[Supplied records]:
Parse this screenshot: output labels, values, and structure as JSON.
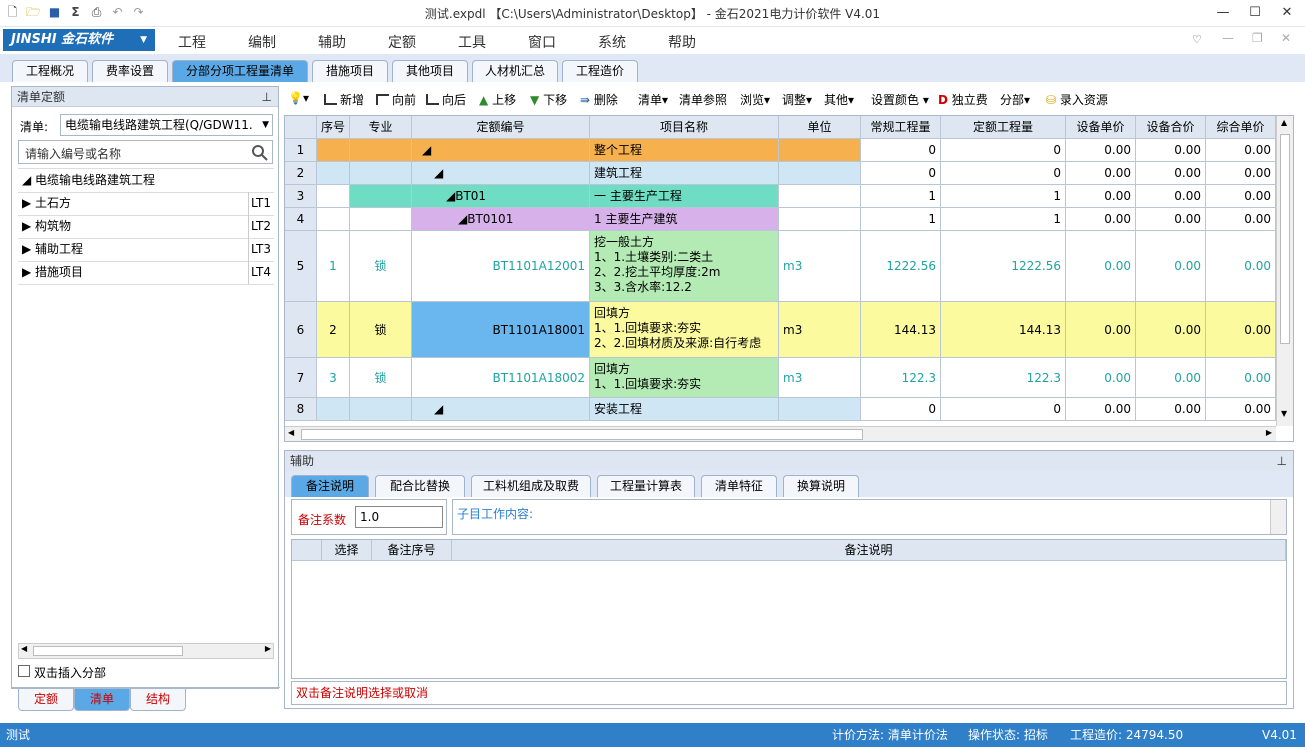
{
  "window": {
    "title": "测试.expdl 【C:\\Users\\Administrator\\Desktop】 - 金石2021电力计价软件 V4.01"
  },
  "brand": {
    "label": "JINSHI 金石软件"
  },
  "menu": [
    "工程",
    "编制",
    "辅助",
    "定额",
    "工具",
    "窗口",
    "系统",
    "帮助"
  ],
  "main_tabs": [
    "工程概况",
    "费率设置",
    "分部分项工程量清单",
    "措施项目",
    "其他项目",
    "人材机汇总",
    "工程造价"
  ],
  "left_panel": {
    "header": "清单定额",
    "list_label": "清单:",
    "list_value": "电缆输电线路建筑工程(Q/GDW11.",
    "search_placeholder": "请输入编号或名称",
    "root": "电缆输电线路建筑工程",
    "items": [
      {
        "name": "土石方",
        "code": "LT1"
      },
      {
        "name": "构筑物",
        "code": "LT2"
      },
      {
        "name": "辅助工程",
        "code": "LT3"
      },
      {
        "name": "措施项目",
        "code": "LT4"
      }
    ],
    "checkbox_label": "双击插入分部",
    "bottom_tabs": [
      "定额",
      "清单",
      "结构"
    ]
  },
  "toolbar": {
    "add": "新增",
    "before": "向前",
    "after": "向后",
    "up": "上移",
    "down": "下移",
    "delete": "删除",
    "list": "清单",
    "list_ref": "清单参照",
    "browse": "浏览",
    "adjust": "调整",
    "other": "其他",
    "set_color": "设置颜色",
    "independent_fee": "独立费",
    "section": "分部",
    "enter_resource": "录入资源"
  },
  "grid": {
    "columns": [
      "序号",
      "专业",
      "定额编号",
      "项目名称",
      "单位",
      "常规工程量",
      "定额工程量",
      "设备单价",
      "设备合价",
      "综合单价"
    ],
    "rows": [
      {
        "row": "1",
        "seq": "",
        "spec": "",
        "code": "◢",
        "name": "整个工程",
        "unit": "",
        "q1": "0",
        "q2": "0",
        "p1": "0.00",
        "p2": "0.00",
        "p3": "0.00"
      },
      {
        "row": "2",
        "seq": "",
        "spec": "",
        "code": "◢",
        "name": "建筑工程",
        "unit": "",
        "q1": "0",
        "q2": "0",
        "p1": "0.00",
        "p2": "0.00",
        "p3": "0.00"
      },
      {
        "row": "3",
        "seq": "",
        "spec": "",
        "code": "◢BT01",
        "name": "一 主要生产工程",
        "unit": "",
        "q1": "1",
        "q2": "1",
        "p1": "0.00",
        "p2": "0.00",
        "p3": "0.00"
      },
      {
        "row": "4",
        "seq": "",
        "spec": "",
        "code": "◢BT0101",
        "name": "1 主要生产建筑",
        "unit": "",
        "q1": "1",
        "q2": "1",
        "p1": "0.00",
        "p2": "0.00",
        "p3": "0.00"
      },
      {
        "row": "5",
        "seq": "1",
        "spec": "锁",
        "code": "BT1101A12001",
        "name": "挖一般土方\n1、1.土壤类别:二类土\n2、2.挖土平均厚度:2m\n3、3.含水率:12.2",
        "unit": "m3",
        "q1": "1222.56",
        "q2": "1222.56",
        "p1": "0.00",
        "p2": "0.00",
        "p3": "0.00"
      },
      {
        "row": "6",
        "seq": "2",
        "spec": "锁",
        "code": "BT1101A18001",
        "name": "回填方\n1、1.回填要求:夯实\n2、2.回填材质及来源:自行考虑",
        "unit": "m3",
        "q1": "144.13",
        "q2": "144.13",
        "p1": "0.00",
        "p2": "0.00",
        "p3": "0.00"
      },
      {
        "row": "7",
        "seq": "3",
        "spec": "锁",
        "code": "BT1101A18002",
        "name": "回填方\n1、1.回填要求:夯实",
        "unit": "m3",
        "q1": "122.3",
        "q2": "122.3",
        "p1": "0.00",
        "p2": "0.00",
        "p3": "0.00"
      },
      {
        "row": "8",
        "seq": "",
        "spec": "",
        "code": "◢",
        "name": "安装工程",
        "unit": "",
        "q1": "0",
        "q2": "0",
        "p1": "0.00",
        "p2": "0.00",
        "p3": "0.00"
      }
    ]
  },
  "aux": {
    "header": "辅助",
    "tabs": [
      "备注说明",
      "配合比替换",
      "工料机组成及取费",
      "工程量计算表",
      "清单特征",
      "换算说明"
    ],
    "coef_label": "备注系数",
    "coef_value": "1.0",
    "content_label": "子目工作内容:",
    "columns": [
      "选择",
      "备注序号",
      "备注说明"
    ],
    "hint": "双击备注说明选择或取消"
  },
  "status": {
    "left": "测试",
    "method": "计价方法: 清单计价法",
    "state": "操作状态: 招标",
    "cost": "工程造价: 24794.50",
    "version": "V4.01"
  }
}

==

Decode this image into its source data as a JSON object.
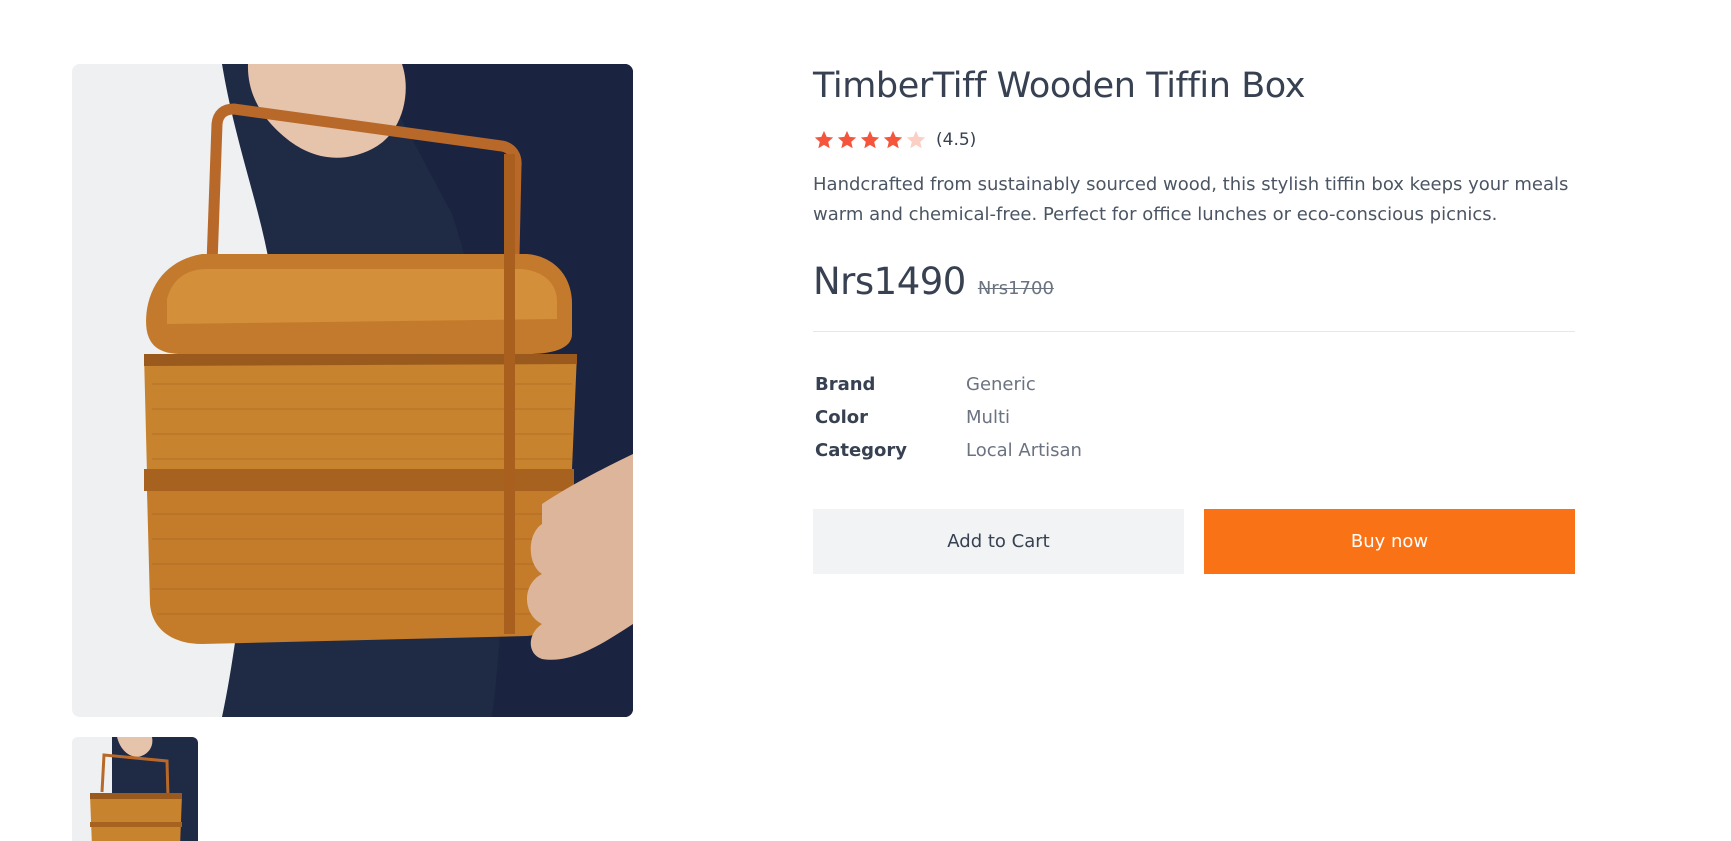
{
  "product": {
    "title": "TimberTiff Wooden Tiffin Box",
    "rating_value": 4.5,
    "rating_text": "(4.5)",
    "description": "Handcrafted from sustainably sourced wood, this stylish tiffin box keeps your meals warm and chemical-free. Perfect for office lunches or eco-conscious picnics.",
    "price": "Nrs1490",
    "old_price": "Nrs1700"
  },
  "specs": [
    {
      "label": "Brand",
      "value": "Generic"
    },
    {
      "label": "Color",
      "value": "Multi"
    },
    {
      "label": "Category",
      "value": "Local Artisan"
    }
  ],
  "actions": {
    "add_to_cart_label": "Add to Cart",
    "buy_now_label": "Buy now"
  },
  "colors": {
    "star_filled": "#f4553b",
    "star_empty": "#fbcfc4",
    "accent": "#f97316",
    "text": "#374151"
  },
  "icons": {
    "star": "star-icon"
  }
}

---

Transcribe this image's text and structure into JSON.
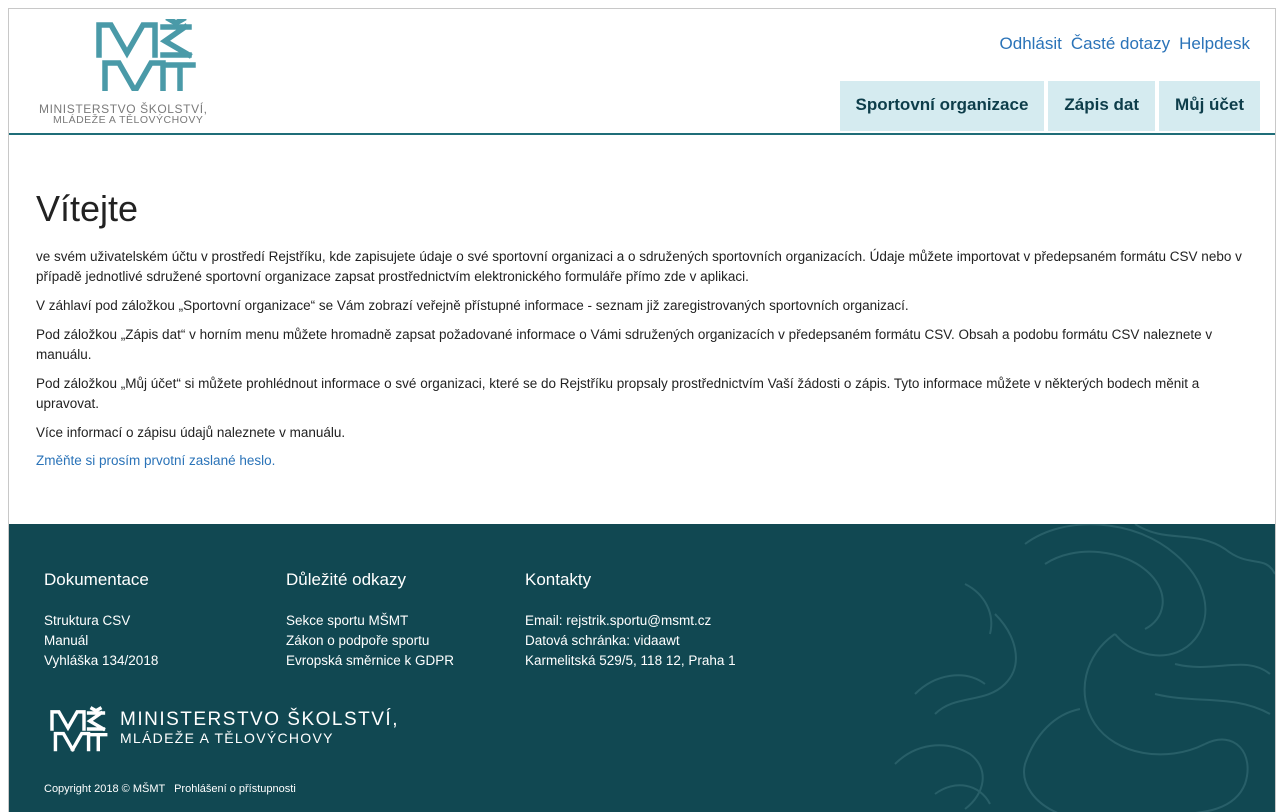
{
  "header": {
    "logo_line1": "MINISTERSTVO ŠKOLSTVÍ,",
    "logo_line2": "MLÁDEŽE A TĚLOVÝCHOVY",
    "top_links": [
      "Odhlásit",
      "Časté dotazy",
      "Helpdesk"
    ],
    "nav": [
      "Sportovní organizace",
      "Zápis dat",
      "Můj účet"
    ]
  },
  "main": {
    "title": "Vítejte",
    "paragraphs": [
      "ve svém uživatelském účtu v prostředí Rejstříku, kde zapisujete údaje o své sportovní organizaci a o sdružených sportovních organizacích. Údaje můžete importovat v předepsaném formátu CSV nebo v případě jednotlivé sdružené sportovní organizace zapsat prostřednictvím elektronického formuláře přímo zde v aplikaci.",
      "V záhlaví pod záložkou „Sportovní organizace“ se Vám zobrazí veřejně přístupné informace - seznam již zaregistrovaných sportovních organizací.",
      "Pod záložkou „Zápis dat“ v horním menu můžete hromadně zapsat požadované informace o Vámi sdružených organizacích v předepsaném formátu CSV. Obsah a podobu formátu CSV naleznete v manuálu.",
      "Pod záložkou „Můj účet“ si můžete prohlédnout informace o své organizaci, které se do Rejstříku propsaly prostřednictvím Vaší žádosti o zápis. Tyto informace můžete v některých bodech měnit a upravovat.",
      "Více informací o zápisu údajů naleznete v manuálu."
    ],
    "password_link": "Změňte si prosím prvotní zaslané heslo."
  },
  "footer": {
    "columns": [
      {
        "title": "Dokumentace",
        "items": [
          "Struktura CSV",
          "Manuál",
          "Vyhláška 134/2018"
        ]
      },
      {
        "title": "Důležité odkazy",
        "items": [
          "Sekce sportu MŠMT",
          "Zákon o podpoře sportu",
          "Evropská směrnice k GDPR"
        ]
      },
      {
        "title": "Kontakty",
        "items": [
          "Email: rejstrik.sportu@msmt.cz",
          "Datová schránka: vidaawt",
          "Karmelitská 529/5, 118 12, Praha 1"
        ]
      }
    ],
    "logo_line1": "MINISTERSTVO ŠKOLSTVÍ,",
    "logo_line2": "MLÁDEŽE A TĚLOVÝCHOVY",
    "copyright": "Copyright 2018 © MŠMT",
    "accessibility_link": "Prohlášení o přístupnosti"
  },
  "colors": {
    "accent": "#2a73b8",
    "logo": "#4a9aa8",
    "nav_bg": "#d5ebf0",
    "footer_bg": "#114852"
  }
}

[Objective]: Find each line with the string "zapsat" and copy it out.

[Task answer]:
      "ve svém uživatelském účtu v prostředí Rejstříku, kde zapisujete údaje o své sportovní organizaci a o sdružených sportovních organizacích. Údaje můžete importovat v předepsaném formátu CSV nebo v případě jednotlivé sdružené sportovní organizace zapsat prostřednictvím elektronického formuláře přímo zde v aplikaci.",
      "Pod záložkou „Zápis dat“ v horním menu můžete hromadně zapsat požadované informace o Vámi sdružených organizacích v předepsaném formátu CSV. Obsah a podobu formátu CSV naleznete v manuálu.",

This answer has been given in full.